◆ GIVEN REQUEST ◆
Lines containing the word "Please" should be extracted in full.

◆ DATA ENTRIES ◆

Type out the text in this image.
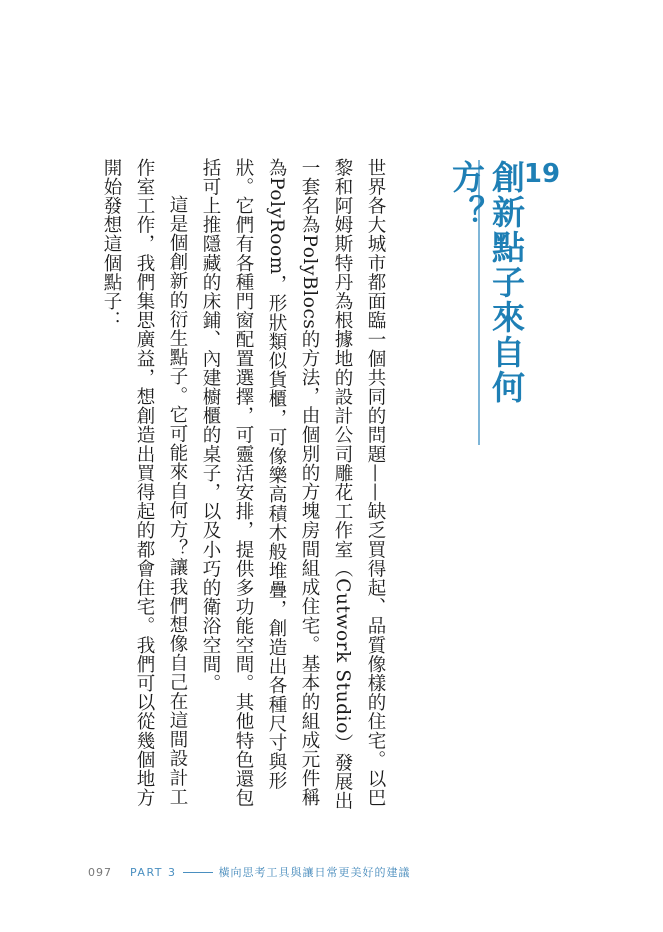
創新點子來自何方？	19

世界各大城市都面臨一個共同的問題——缺乏買得起、品質像樣的住宅。以巴黎和阿姆斯特丹為根據地的設計公司雕花工作室（Cutwork Studio）發展出一套名為PolyBlocs的方法，由個別的方塊房間組成住宅。基本的組成元件稱為PolyRoom，形狀類似貨櫃，可像樂高積木般堆疊，創造出各種尺寸與形狀。它們有各種門窗配置選擇，可靈活安排，提供多功能空間。其他特色還包括可上推隱藏的床鋪、內建櫥櫃的桌子，以及小巧的衛浴空間。

這是個創新的衍生點子。它可能來自何方？讓我們想像自己在這間設計工作室工作，我們集思廣益，想創造出買得起的都會住宅。我們可以從幾個地方開始發想這個點子：

097 PART 3	橫向思考工具與讓日常更美好的建議
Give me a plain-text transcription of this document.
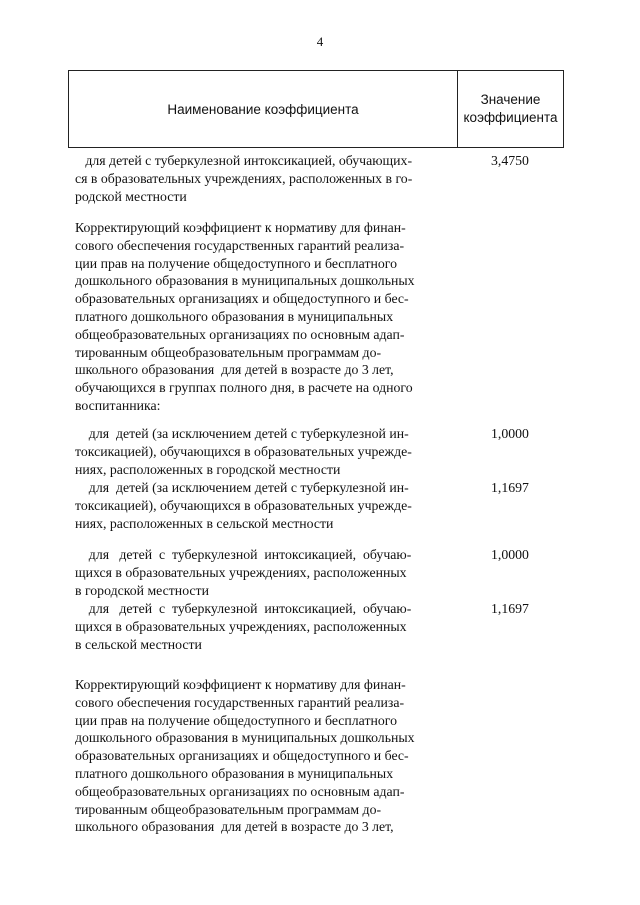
4
Наименование коэффициента
Значение
коэффициента
для детей с туберкулезной интоксикацией, обучающих-
ся в образовательных учреждениях, расположенных в го-
родской местности
3,4750
Корректирующий коэффициент к нормативу для финан-
сового обеспечения государственных гарантий реализа-
ции прав на получение общедоступного и бесплатного
дошкольного образования в муниципальных дошкольных
образовательных организациях и общедоступного и бес-
платного дошкольного образования в муниципальных
общеобразовательных организациях по основным адап-
тированным общеобразовательным программам до-
школьного образования  для детей в возрасте до 3 лет,
обучающихся в группах полного дня, в расчете на одного
воспитанника:
для  детей (за исключением детей с туберкулезной ин-
токсикацией), обучающихся в образовательных учрежде-
ниях, расположенных в городской местности
1,0000
для  детей (за исключением детей с туберкулезной ин-
токсикацией), обучающихся в образовательных учрежде-
ниях, расположенных в сельской местности
1,1697
для   детей  с  туберкулезной  интоксикацией,  обучаю-
щихся в образовательных учреждениях, расположенных
в городской местности
1,0000
для   детей  с  туберкулезной  интоксикацией,  обучаю-
щихся в образовательных учреждениях, расположенных
в сельской местности
1,1697
Корректирующий коэффициент к нормативу для финан-
сового обеспечения государственных гарантий реализа-
ции прав на получение общедоступного и бесплатного
дошкольного образования в муниципальных дошкольных
образовательных организациях и общедоступного и бес-
платного дошкольного образования в муниципальных
общеобразовательных организациях по основным адап-
тированным общеобразовательным программам до-
школьного образования  для детей в возрасте до 3 лет,
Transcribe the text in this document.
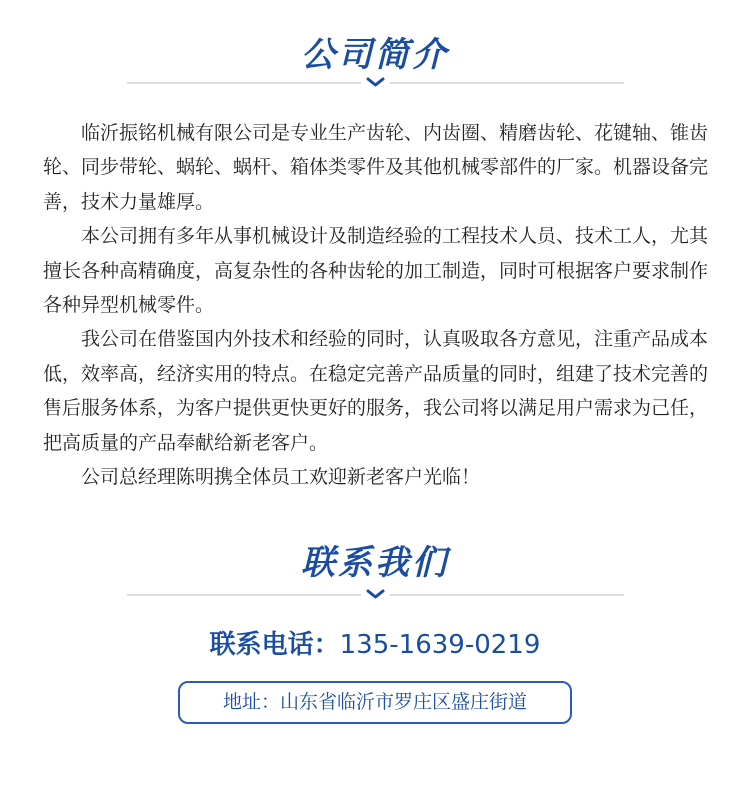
公司简介

临沂振铭机械有限公司是专业生产齿轮、内齿圈、精磨齿轮、花键轴、锥齿轮、同步带轮、蜗轮、蜗杆、箱体类零件及其他机械零部件的厂家。机器设备完善，技术力量雄厚。

本公司拥有多年从事机械设计及制造经验的工程技术人员、技术工人，尤其擅长各种高精确度，高复杂性的各种齿轮的加工制造，同时可根据客户要求制作各种异型机械零件。

我公司在借鉴国内外技术和经验的同时，认真吸取各方意见，注重产品成本低，效率高，经济实用的特点。在稳定完善产品质量的同时，组建了技术完善的售后服务体系，为客户提供更快更好的服务，我公司将以满足用户需求为己任，把高质量的产品奉献给新老客户。

公司总经理陈明携全体员工欢迎新老客户光临！

联系我们
联系电话：135-1639-0219
地址：山东省临沂市罗庄区盛庄街道
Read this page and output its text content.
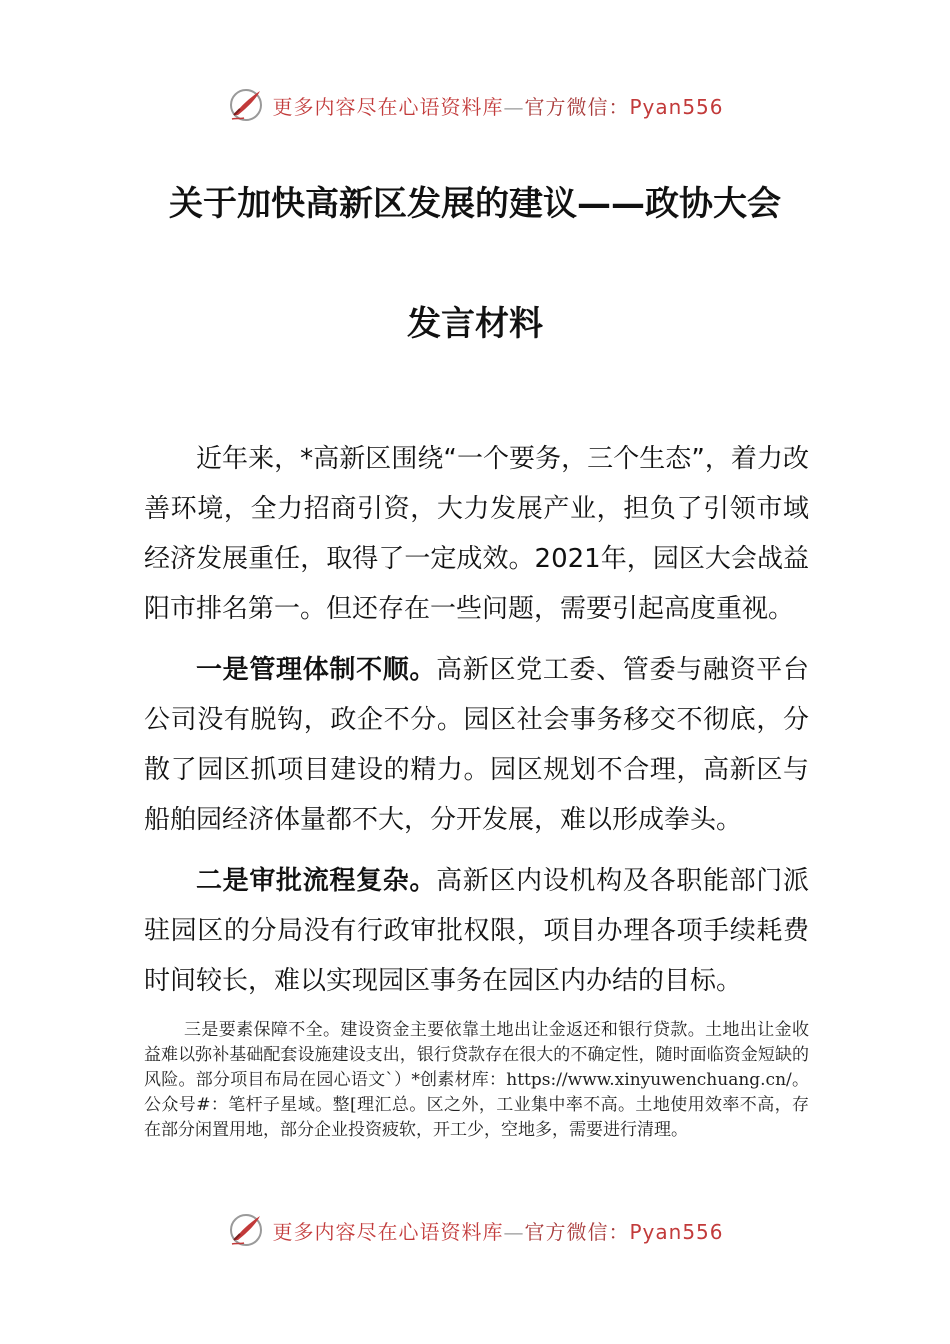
更多内容尽在心语资料库—官方微信：Pyan556
关于加快高新区发展的建议——政协大会
发言材料

近年来，*高新区围绕“一个要务，三个生态”，着力改善环境，全力招商引资，大力发展产业，担负了引领市域经济发展重任，取得了一定成效。2021年，园区大会战益阳市排名第一。但还存在一些问题，需要引起高度重视。

一是管理体制不顺。高新区党工委、管委与融资平台公司没有脱钩，政企不分。园区社会事务移交不彻底，分散了园区抓项目建设的精力。园区规划不合理，高新区与船舶园经济体量都不大，分开发展，难以形成拳头。

二是审批流程复杂。高新区内设机构及各职能部门派驻园区的分局没有行政审批权限，项目办理各项手续耗费时间较长，难以实现园区事务在园区内办结的目标。

三是要素保障不全。建设资金主要依靠土地出让金返还和银行贷款。土地出让金收益难以弥补基础配套设施建设支出，银行贷款存在很大的不确定性，随时面临资金短缺的风险。部分项目布局在园心语文`）*创素材库：https://www.xinyuwenchuang.cn/。公众号#：笔杆子星域。整[理汇总。区之外，工业集中率不高。土地使用效率不高，存在部分闲置用地，部分企业投资疲软，开工少，空地多，需要进行清理。

更多内容尽在心语资料库—官方微信：Pyan556
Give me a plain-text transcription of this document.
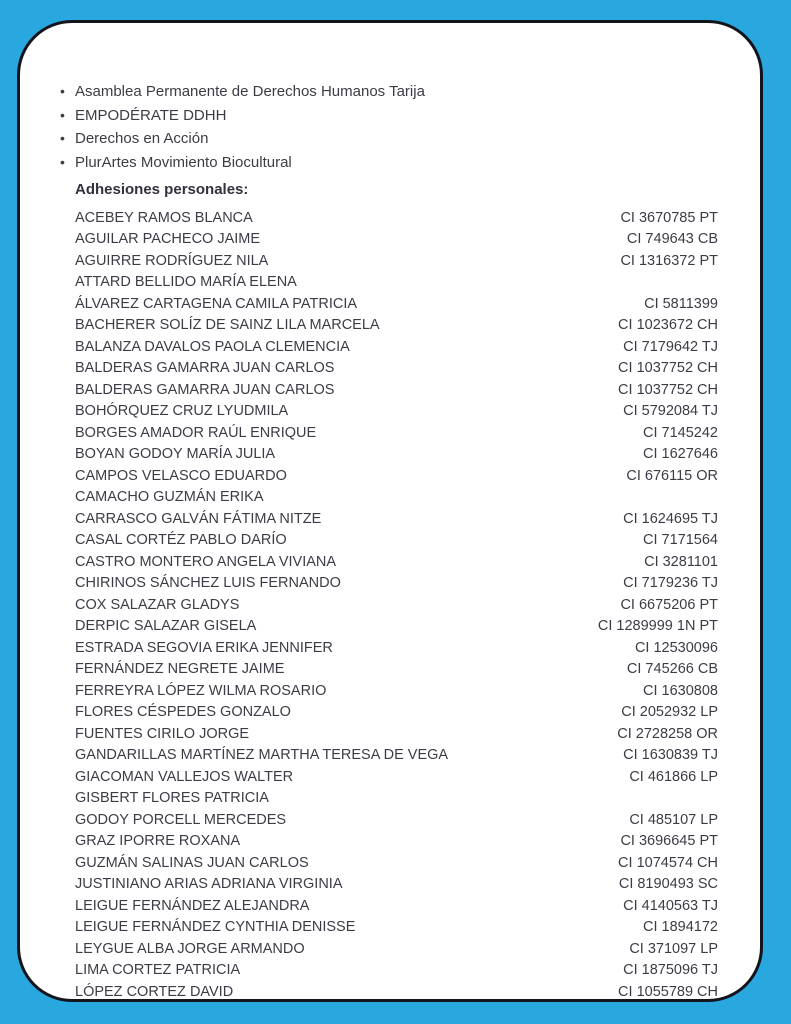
• Asamblea Permanente de Derechos Humanos Tarija
• EMPODÉRATE DDHH
• Derechos en Acción
• PlurArtes Movimiento Biocultural
Adhesiones personales:
ACEBEY RAMOS BLANCA	CI 3670785 PT
AGUILAR PACHECO JAIME	CI 749643 CB
AGUIRRE RODRÍGUEZ NILA	CI 1316372 PT
ATTARD BELLIDO MARÍA ELENA
ÁLVAREZ CARTAGENA CAMILA PATRICIA	CI 5811399
BACHERER SOLÍZ DE SAINZ LILA MARCELA	CI 1023672 CH
BALANZA DAVALOS PAOLA CLEMENCIA	CI 7179642 TJ
BALDERAS GAMARRA JUAN CARLOS	CI 1037752 CH
BALDERAS GAMARRA JUAN CARLOS	CI 1037752 CH
BOHÓRQUEZ CRUZ LYUDMILA	CI 5792084 TJ
BORGES AMADOR RAÚL ENRIQUE	CI 7145242
BOYAN GODOY MARÍA JULIA	CI 1627646
CAMPOS VELASCO EDUARDO	CI 676115 OR
CAMACHO GUZMÁN ERIKA
CARRASCO GALVÁN FÁTIMA NITZE	CI 1624695 TJ
CASAL CORTÉZ PABLO DARÍO	CI 7171564
CASTRO MONTERO ANGELA VIVIANA	CI 3281101
CHIRINOS SÁNCHEZ LUIS FERNANDO	CI 7179236 TJ
COX SALAZAR GLADYS	CI 6675206 PT
DERPIC SALAZAR GISELA	CI 1289999 1N PT
ESTRADA SEGOVIA ERIKA JENNIFER	CI 12530096
FERNÁNDEZ NEGRETE JAIME	CI 745266 CB
FERREYRA LÓPEZ WILMA ROSARIO	CI 1630808
FLORES CÉSPEDES GONZALO	CI 2052932 LP
FUENTES CIRILO JORGE	CI 2728258 OR
GANDARILLAS MARTÍNEZ MARTHA TERESA DE VEGA	CI 1630839 TJ
GIACOMAN VALLEJOS WALTER	CI 461866 LP
GISBERT FLORES PATRICIA
GODOY PORCELL MERCEDES	CI 485107 LP
GRAZ IPORRE ROXANA	CI 3696645 PT
GUZMÁN SALINAS JUAN CARLOS	CI 1074574 CH
JUSTINIANO ARIAS ADRIANA VIRGINIA	CI 8190493 SC
LEIGUE FERNÁNDEZ ALEJANDRA	CI 4140563 TJ
LEIGUE FERNÁNDEZ CYNTHIA DENISSE	CI 1894172
LEYGUE ALBA JORGE ARMANDO	CI 371097 LP
LIMA CORTEZ PATRICIA	CI 1875096 TJ
LÓPEZ CORTEZ DAVID	CI 1055789 CH
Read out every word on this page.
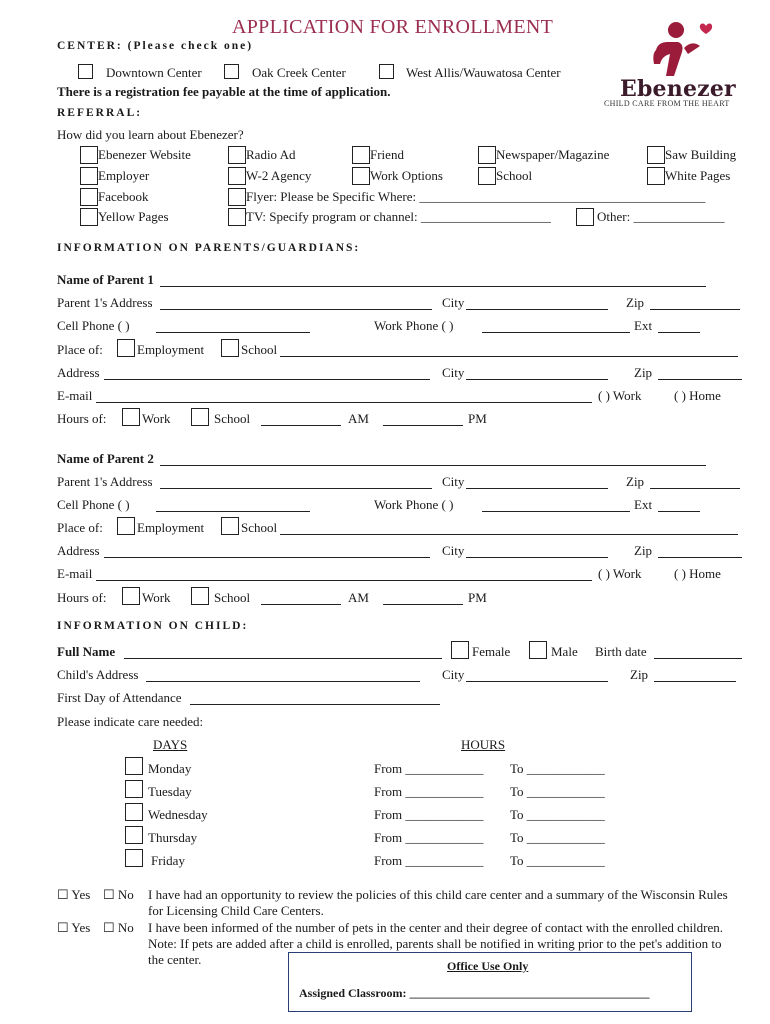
APPLICATION FOR ENROLLMENT
CENTER: (Please check one)
Downtown Center	Oak Creek Center	West Allis/Wauwatosa Center
There is a registration fee payable at the time of application.	Ebenezer
CHILD CARE FROM THE HEART
REFERRAL:
How did you learn about Ebenezer?
Ebenezer Website	Radio Ad	Friend	Newspaper/Magazine	Saw Building
Employer	W-2 Agency	Work Options	School	White Pages
Facebook	Flyer: Please be Specific Where: ____________________________________________
Yellow Pages	TV: Specify program or channel: ____________________	Other: ______________
INFORMATION ON PARENTS/GUARDIANS:
Name of Parent 1
Parent 1's Address	City	Zip
Cell Phone ( )	Work Phone ( )	Ext
Place of:	Employment	School
Address	City	Zip
E-mail	( ) Work	( ) Home
Hours of:	Work	School	AM	PM
Name of Parent 2
Parent 1's Address	City	Zip
Cell Phone ( )	Work Phone ( )	Ext
Place of:	Employment	School
Address	City	Zip
E-mail	( ) Work	( ) Home
Hours of:	Work	School	AM	PM
INFORMATION ON CHILD:
Full Name	Female	Male Birth date
Child's Address	City	Zip
First Day of Attendance
Please indicate care needed:
DAYS	HOURS
Monday	From ____________ To ____________
Tuesday	From ____________ To ____________
Wednesday	From ____________ To ____________
Thursday	From ____________ To ____________
Friday	From ____________ To ____________
☐ Yes ☐ No I have had an opportunity to review the policies of this child care center and a summary of the Wisconsin Rules
for Licensing Child Care Centers.
☐ Yes ☐ No I have been informed of the number of pets in the center and their degree of contact with the enrolled children.
Note: If pets are added after a child is enrolled, parents shall be notified in writing prior to the pet's addition to
the center.	Office Use Only
Assigned Classroom: ________________________________________
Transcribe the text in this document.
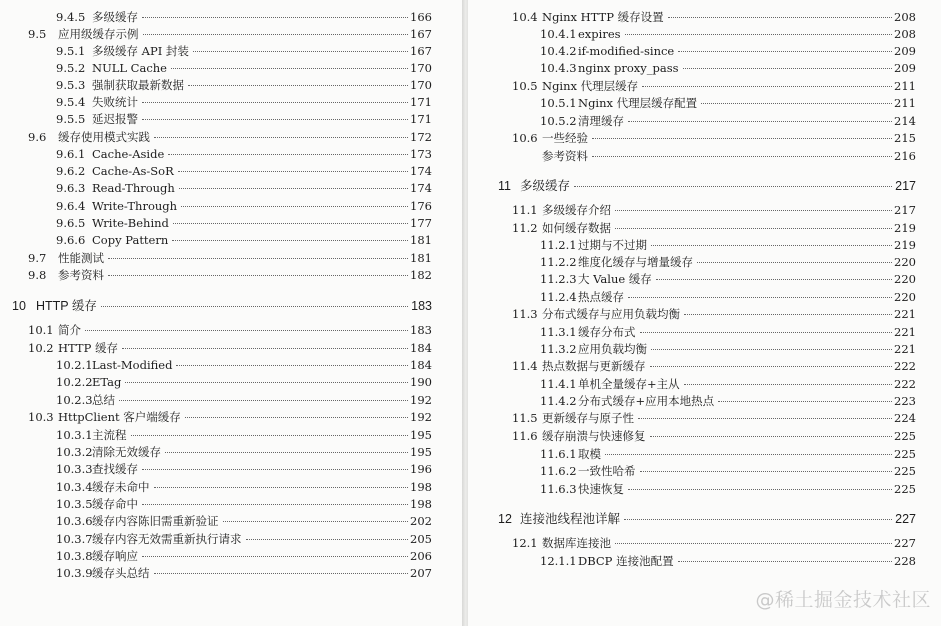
9.4.5 多级缓存	166
9.5	应用级缓存示例	167
9.5.1 多级缓存 API 封装	167
9.5.2 NULL Cache	170
9.5.3 强制获取最新数据	170
9.5.4 失败统计	171
9.5.5 延迟报警	171
9.6	缓存使用模式实践	172
9.6.1 Cache-Aside	173
9.6.2 Cache-As-SoR	174
9.6.3 Read-Through	174
9.6.4 Write-Through	176
9.6.5 Write-Behind	177
9.6.6 Copy Pattern	181
9.7	性能测试	181
9.8	参考资料	182
10 HTTP 缓存	183
10.1 简介	183
10.2 HTTP 缓存	184
10.2.1 Last-Modified	184
10.2.2 ETag	190
10.2.3 总结	192
10.3 HttpClient 客户端缓存	192
10.3.1 主流程	195
10.3.2 清除无效缓存	195
10.3.3 查找缓存	196
10.3.4 缓存未命中	198
10.3.5 缓存命中	198
10.3.6 缓存内容陈旧需重新验证	202
10.3.7 缓存内容无效需重新执行请求	205
10.3.8 缓存响应	206
10.3.9 缓存头总结	207
10.4 Nginx HTTP 缓存设置	208
10.4.1 expires	208
10.4.2 if-modified-since	209
10.4.3 nginx proxy_pass	209
10.5 Nginx 代理层缓存	211
10.5.1 Nginx 代理层缓存配置	211
10.5.2 清理缓存	214
10.6 一些经验	215
参考资料	216
11 多级缓存	217
11.1 多级缓存介绍	217
11.2 如何缓存数据	219
11.2.1 过期与不过期	219
11.2.2 维度化缓存与增量缓存	220
11.2.3 大 Value 缓存	220
11.2.4 热点缓存	220
11.3 分布式缓存与应用负载均衡	221
11.3.1 缓存分布式	221
11.3.2 应用负载均衡	221
11.4 热点数据与更新缓存	222
11.4.1 单机全量缓存+主从	222
11.4.2 分布式缓存+应用本地热点	223
11.5 更新缓存与原子性	224
11.6 缓存崩溃与快速修复	225
11.6.1 取模	225
11.6.2 一致性哈希	225
11.6.3 快速恢复	225
12 连接池线程池详解	227
12.1 数据库连接池	227
12.1.1 DBCP 连接池配置	228
@稀土掘金技术社区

◆ OUTPUT BELOW ◆
CENTER: (Please check one)
Facebook	Flyer: Please be Specific Where: ____________________________________________
Please indicate care needed:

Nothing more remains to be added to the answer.